Requirements:
a. In the Britannica excerpt below, take the passage between "JAHN, OTTO (1813-1869), German" and "of September 1869.", inclusive, and write it out again with "archaeology" switched to "antiquities".
b. Pick up the Britannica excerpt below where it stops and keep writing it.

Given text:
-- BEGIN --
Encyclopaedia Britannica, 11th Edition, "Jacobites" to "Japan" (part) Volume 15, Slice 2

Part 4

Chapter 43,734 wordsPublic domain

Besides the works already mentioned, he published _Hebräische Sprachlehre für Anfänger_ (1792); _Aramäische od. Chaldäische u. Syrische Sprachlehre für Anfänger_(1793); _Arabische Sprachlehre_ (1796); _Elementarbuch der hebr. Sprache_ (1799); _Chaldäische Chrestomathie_ (1800); _Arabische Chrestomathie_ (1802); _Lexicon arabico-latinum chrestomathiae accommodatum_ (1802); an edition of the Hebrew Bible (1806); _Grammatica linguae hebraicae_ (1809); a critical commentary on the Messianic passages of the Old Testament (_Vaticinia prophetarum de Jesu Messia_, 1815). In 1821 a collection of _Nachträge_ appeared, containing six dissertations on Biblical subjects. The English translation of the _Archaeologia_ by T. C. Upham (1840) has passed through several editions.

JAHN, OTTO (1813-1869), German archaeologist, philologist, and writer on art and music, was born at Kiel on the 16th of June 1813. After the completion of his university studies at Kiel, Leipzig and Berlin, he travelled for three years in France and Italy; in 1839 he became privatdocent at Kiel, and in 1842 professor-extraordinary of archaeology and philology at Greifswald (ordinary professor 1845). In 1847 he accepted the chair of archaeology at Leipzig, of which he was deprived in 1851 for having taken part in the political movements of 1848-1849. In 1855 he was appointed professor of the science of antiquity, and director of the academical art museum at Bonn, and in 1867 he was called to succeed E. Gerhard at Berlin. He died at Göttingen, on the 9th of September 1869.

The following are the most important of his works: 1. Archaeological: _Palamedes_ (1836); _Telephos u. Troilos_ (1841); _Die Gemälde des Polygnot_ (1841); _Pentheus u. die Mänaden_ (1841); _Paris u. Oinone_ (1844); _Die hellenische Kunst_ (1846); _Peitho, die Göttin der Überredung_ (1847); _Über einige Darstellungen des Paris-Urteils_ (1849); _Die Ficoronische Cista_ (1852); _Pausaniae descriptio arcis Athenarum_ (3rd ed., 1901); _Darstellungen griechischer Dichter auf Vasenbildern_ (1861). 2. Philological: Critical editions of Juvenal, Persius and Sulpicia (3rd ed. by F. Bücheler, 1893); Censorinus (1845); Florus (1852); Cicero's _Brutus_ (4th ed., 1877); and _Orator_ (3rd ed., 1869); the _Periochae_ of Livy (1853); the _Psyche et Cupido_ of Apuleius (3rd ed., 1884; 5th ed., 1905); Longinus (1867; 3rd ed. by J. Vahlen, 1905). 3. Biographical and aesthetic: _Üeber Mendelssohn's Paulus_ (1842); _Biographie Mozarts_, a work of extraordinary labour, and of great importance for the history of music (3rd ed. by H. Disters, 1889-1891; Eng. trans. by P. D. Townsend, 1891); _Ludwig Uhland_ (1863); _Gesammelte Aufsätze über Musik_ (1866); _Biographische Aufsätze_ (1866). His _Griechische Bilderchroniken_ was published after his death, by his nephew A. Michaelis, who has written an exhaustive biography in _Allgemeine Deutsche Biographie_, xiii.; see also J. Vahlen, _Otto Jahn_ (1870); C. Bursian, _Geschichte der classischen Philologie in Deutschland_.
-- END --
Entries shown:
-- BEGIN --
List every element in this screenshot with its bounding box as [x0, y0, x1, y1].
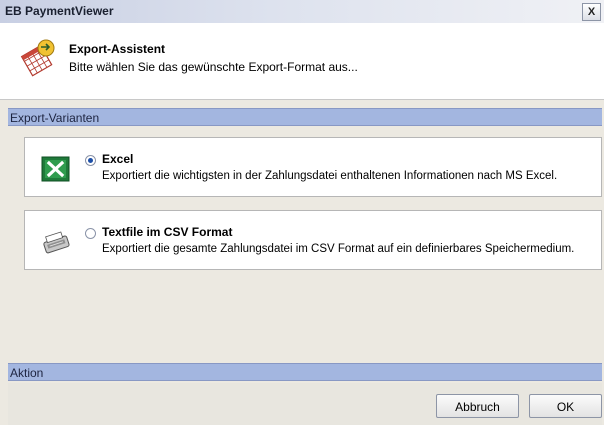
ok-button[interactable]: OK — [529, 394, 602, 418]
wizard-subtitle: Bitte wählen Sie das gewünschte Export-F… — [69, 60, 358, 74]
close-button[interactable]: X — [582, 3, 601, 21]
option-excel-description: Exportiert die wichtigsten in der Zahlun… — [102, 170, 558, 182]
wizard-title: Export-Assistent — [69, 42, 166, 56]
radio-csv[interactable] — [85, 228, 96, 239]
window-title: EB PaymentViewer — [5, 4, 114, 18]
cancel-button[interactable]: Abbruch — [436, 394, 519, 418]
title-bar[interactable]: EB PaymentViewer X — [0, 0, 604, 23]
section-export-variants: Export-Varianten — [8, 108, 602, 126]
option-excel[interactable]: Excel Exportiert die wichtigsten in der … — [24, 137, 602, 197]
radio-excel[interactable] — [85, 155, 96, 166]
option-csv-description: Exportiert die gesamte Zahlungsdatei im … — [102, 243, 575, 255]
wizard-header: Export-Assistent Bitte wählen Sie das ge… — [0, 23, 604, 100]
section-export-variants-label: Export-Varianten — [10, 111, 100, 125]
excel-icon — [41, 156, 70, 182]
section-action: Aktion — [8, 363, 602, 381]
option-csv[interactable]: Textfile im CSV Format Exportiert die ge… — [24, 210, 602, 270]
export-assistant-window: EB PaymentViewer X Export-Assistent Bitt… — [0, 0, 604, 425]
option-csv-title: Textfile im CSV Format — [102, 225, 233, 239]
printer-icon — [43, 231, 70, 254]
section-action-label: Aktion — [10, 366, 44, 380]
export-wizard-icon — [20, 39, 55, 77]
option-excel-title: Excel — [102, 152, 134, 166]
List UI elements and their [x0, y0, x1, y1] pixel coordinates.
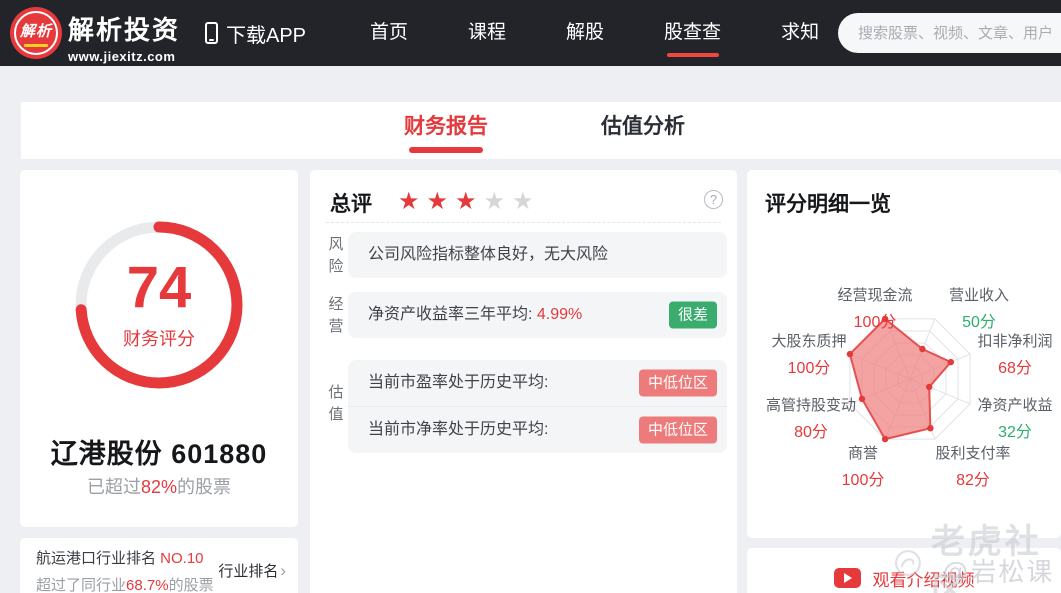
nav-item-4[interactable]: 求知	[751, 0, 849, 66]
radar-axis-score: 100分	[841, 472, 885, 489]
rank-lines: 航运港口行业排名 NO.10 超过了同行业68.7%的股票	[36, 547, 214, 593]
pb-label: 当前市净率处于历史平均:	[368, 421, 549, 438]
star-icon: ★	[512, 188, 541, 215]
chevron-right-icon: ›	[280, 560, 286, 580]
nav-item-3[interactable]: 股查查	[634, 0, 751, 66]
beat-prefix: 已超过	[86, 477, 141, 497]
main-nav: 首页 课程 解股 股查查 求知	[340, 0, 849, 66]
roe-row: 净资产收益率三年平均: 4.99% 很差	[348, 292, 727, 338]
rank-line1-prefix: 航运港口行业排名	[36, 550, 161, 567]
risk-summary-row: 公司风险指标整体良好，无大风险	[348, 232, 727, 278]
radar-axis-score: 50分	[962, 314, 996, 331]
roe-label: 净资产收益率三年平均:	[368, 306, 537, 323]
review-title: 总评	[330, 193, 372, 216]
radar-axis-1: 营业收入 50分	[914, 284, 1044, 332]
tab-financial-report[interactable]: 财务报告	[404, 102, 488, 159]
rank-line2-value: 68.7%	[126, 577, 169, 593]
radar-axis-score: 32分	[998, 424, 1032, 441]
radar-axis-2: 扣非净利润 68分	[950, 330, 1061, 378]
rank-line1: 航运港口行业排名 NO.10	[36, 547, 214, 568]
rank-line2-suffix: 的股票	[168, 577, 214, 593]
section-label-operation: 经营	[328, 296, 344, 335]
financial-score-value: 74	[126, 255, 192, 320]
brand-name: 解析投资	[68, 15, 181, 45]
pb-row: 当前市净率处于历史平均: 中低位区	[348, 407, 727, 453]
top-header: 解析 解析投资 www.jiexitz.com 下载APP 首页 课程 解股 股查查求…	[0, 0, 1061, 66]
section-label-valuation: 估值	[328, 384, 344, 423]
divider	[326, 222, 721, 223]
risk-summary-box: 公司风险指标整体良好，无大风险	[348, 232, 727, 278]
pe-zone-badge: 中低位区	[638, 369, 717, 397]
star-icon: ★	[398, 188, 427, 215]
radar-axis-score: 68分	[998, 360, 1032, 377]
industry-rank-link[interactable]: 行业排名 ›	[218, 560, 286, 581]
rank-line2-prefix: 超过了同行业	[36, 577, 127, 593]
radar-axis-name: 净资产收益	[977, 397, 1053, 414]
brand-block[interactable]: 解析投资 www.jiexitz.com	[68, 10, 180, 64]
radar-axis-name: 大股东质押	[771, 333, 847, 350]
score-ring-text: 74 财务评分	[64, 210, 254, 400]
brand-site-url: www.jiexitz.com	[68, 49, 176, 64]
nav-item-2[interactable]: 解股	[536, 0, 634, 66]
radar-axis-name: 营业收入	[948, 287, 1009, 304]
score-detail-card: 评分明细一览 经营现金流 100分 营业收入 50分 扣非净利润 68分 净资产收益 32分股…	[747, 170, 1061, 538]
report-tabbar: 财务报告 估值分析	[21, 102, 1061, 159]
play-icon	[833, 568, 861, 588]
download-app-label: 下载APP	[226, 24, 307, 47]
page: 解析 解析投资 www.jiexitz.com 下载APP 首页 课程 解股 股查查求…	[0, 0, 1061, 593]
watch-intro-video-label: 观看介绍视频	[872, 570, 975, 590]
radar-axis-score: 100分	[787, 360, 831, 377]
score-ring: 74 财务评分	[64, 210, 254, 400]
radar-axis-name: 商誉	[847, 445, 878, 462]
star-icon: ★	[483, 188, 513, 215]
site-logo-icon[interactable]: 解析	[10, 7, 62, 59]
radar-axis-name: 高管持股变动	[765, 397, 856, 414]
rank-line1-value: NO.10	[160, 550, 204, 567]
site-logo-text: 解析	[19, 22, 52, 40]
section-label-risk: 风险	[328, 236, 344, 275]
star-icon: ★	[426, 188, 456, 215]
valuation-box: 当前市盈率处于历史平均: 中低位区 当前市净率处于历史平均: 中低位区	[348, 360, 727, 453]
nav-item-1[interactable]: 课程	[438, 0, 536, 66]
site-logo-inner: 解析	[14, 11, 58, 55]
overall-review-card: 总评 ★★★★★ ? 风险 公司风险指标整体良好，无大风险 经营 净资产收益率三…	[310, 170, 737, 593]
rank-line2: 超过了同行业68.7%的股票	[36, 574, 214, 593]
roe-rating-badge: 很差	[668, 301, 717, 329]
radar-axis-7: 大股东质押 100分	[744, 330, 874, 378]
operation-box: 净资产收益率三年平均: 4.99% 很差	[348, 292, 727, 338]
stock-name-code: 辽港股份 601880	[50, 439, 268, 469]
risk-summary-text: 公司风险指标整体良好，无大风险	[368, 246, 609, 263]
help-icon[interactable]: ?	[704, 190, 723, 209]
search-input[interactable]	[838, 13, 1061, 53]
radar-axis-6: 高管持股变动 80分	[746, 394, 876, 442]
financial-score-label: 财务评分	[123, 329, 195, 349]
tab-valuation-analysis[interactable]: 估值分析	[601, 102, 685, 159]
beat-suffix: 的股票	[177, 477, 232, 497]
beat-percent-line: 已超过82%的股票	[20, 473, 298, 499]
nav-item-0[interactable]: 首页	[340, 0, 438, 66]
star-rating: ★★★★★	[398, 187, 541, 216]
radar-axis-name: 扣非净利润	[977, 333, 1053, 350]
watch-intro-video-button[interactable]: 观看介绍视频	[747, 548, 1061, 593]
beat-value: 82%	[140, 477, 178, 497]
phone-icon	[205, 22, 218, 44]
roe-value: 4.99%	[536, 306, 583, 323]
pe-row: 当前市盈率处于历史平均: 中低位区	[348, 360, 727, 406]
industry-rank-link-label: 行业排名	[218, 563, 279, 580]
site-logo-tagline	[24, 43, 48, 47]
industry-rank-card: 航运港口行业排名 NO.10 超过了同行业68.7%的股票 行业排名 ›	[20, 538, 298, 593]
score-card: 74 财务评分 辽港股份 601880 已超过82%的股票	[20, 170, 298, 527]
radar-axis-score: 80分	[794, 424, 828, 441]
pb-zone-badge: 中低位区	[638, 416, 717, 444]
radar-axis-5: 商誉 100分	[798, 442, 928, 490]
radar-axis-3: 净资产收益 32分	[950, 394, 1061, 442]
star-icon: ★	[455, 188, 484, 215]
download-app-button[interactable]: 下载APP	[205, 0, 306, 66]
pe-label: 当前市盈率处于历史平均:	[368, 374, 549, 391]
intro-video-card: 观看介绍视频	[747, 548, 1061, 593]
-- END --
Written answers:
a.
JAHN, OTTO (1813-1869), German archaeologist, philologist, and writer on art and music, was born at Kiel on the 16th of June 1813. After the completion of his university studies at Kiel, Leipzig and Berlin, he travelled for three years in France and Italy; in 1839 he became privatdocent at Kiel, and in 1842 professor-extraordinary of antiquities and philology at Greifswald (ordinary professor 1845). In 1847 he accepted the chair of antiquities at Leipzig, of which he was deprived in 1851 for having taken part in the political movements of 1848-1849. In 1855 he was appointed professor of the science of antiquity, and director of the academical art museum at Bonn, and in 1867 he was called to succeed E. Gerhard at Berlin. He died at Göttingen, on the 9th of September 1869.

b.
JAHRUM, a town and district of Persia in the province of Fars, S.E. of Shiraz and S.W. of Darab. The district has thirty-three villages and is famous for its celebrated _sháhán_ dates, which are exported in great quantities; it also produces much tobacco and fruit. The water supply is scanty, and most of the irrigation is by water drawn from wells. The town of Jahrum, situated about 90 m. S.E. of Shiraz, is surrounded by a mud-wall 3 m. in circuit which was constructed in 1834. It has a population of about 15,000, one half living inside and the other half outside the walls. It is the market for the produce of the surrounding districts, has six caravanserais and a post office.

JAINS, the most numerous and influential sect of heretics, or nonconformists to the Brahmanical system of Hinduism, in India. They are found in every province of upper Hindustan, in the cities along the Ganges and in Calcutta. But they are more numerous to the west--in Mewar, Gujarat, and in the upper part of the Malabar coast--and are also scattered throughout the whole of the southern peninsula. They are mostly traders, and live in the towns; and the wealth of many of their community gives them a social importance greater than would result from their mere numbers. In the Indian census of 1901 they are returned as being 1,334,140 in number. Their magnificent series of temples and shrines on Mount Abu, one of the seven wonders of India, is perhaps the most striking outward sign of their wealth and importance.

The Jains are the last direct representatives on the continent of India of those schools of thought which grew out of the active philosophical speculation and earnest spirit of religious inquiry that prevailed in the valley of the Ganges during the 5th and 6th centuries before the Christian era. For many centuries Jainism was so overshadowed by that stupendous movement, born at the same time and in the same place, which we call Buddhism, that it remained almost unnoticed by the side of its powerful rival. But when Buddhism, whose widely open doors had absorbed the mass of the community, became thereby corrupted from its pristine purity and gradually died away, the smaller school of the Jains, less diametrically opposed to the victorious orthodox creed of the Brahmans, survived, and in some degree took its place.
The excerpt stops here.